Task objective: Reproduce the data exactly.
### Supplied records ###
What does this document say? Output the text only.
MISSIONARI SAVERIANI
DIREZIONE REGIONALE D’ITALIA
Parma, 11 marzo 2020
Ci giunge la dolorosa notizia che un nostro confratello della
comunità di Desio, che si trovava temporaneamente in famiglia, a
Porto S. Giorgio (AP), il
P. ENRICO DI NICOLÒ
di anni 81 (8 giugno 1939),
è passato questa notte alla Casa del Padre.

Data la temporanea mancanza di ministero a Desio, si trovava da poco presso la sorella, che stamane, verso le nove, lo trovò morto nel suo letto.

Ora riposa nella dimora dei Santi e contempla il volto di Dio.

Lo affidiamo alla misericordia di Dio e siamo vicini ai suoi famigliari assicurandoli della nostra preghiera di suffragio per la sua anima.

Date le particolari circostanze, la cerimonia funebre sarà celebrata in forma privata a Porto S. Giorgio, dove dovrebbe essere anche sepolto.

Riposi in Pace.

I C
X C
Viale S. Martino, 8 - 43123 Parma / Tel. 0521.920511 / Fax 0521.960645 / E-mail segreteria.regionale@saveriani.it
###
Task output:
What does this document say? Output the text only.
MISSIONARI SAVERIANI
DIREZIONE REGIONALE D’ITALIA
Parma, 11 marzo 2020
Ci giunge la dolorosa notizia che un nostro confratello della
comunità di Desio, che si trovava temporaneamente in famiglia, a
Porto S. Giorgio (AP), il
P. ENRICO DI NICOLÒ
di anni 81 (8 giugno 1939),
è passato questa notte alla Casa del Padre.

Data la temporanea mancanza di ministero a Desio, si trovava da poco presso la sorella, che stamane, verso le nove, lo trovò morto nel suo letto.

Ora riposa nella dimora dei Santi e contempla il volto di Dio.

Lo affidiamo alla misericordia di Dio e siamo vicini ai suoi famigliari assicurandoli della nostra preghiera di suffragio per la sua anima.

Date le particolari circostanze, la cerimonia funebre sarà celebrata in forma privata a Porto S. Giorgio, dove dovrebbe essere anche sepolto.

Riposi in Pace.

I C
X C
Viale S. Martino, 8 - 43123 Parma / Tel. 0521.920511 / Fax 0521.960645 / E-mail segreteria.regionale@saveriani.it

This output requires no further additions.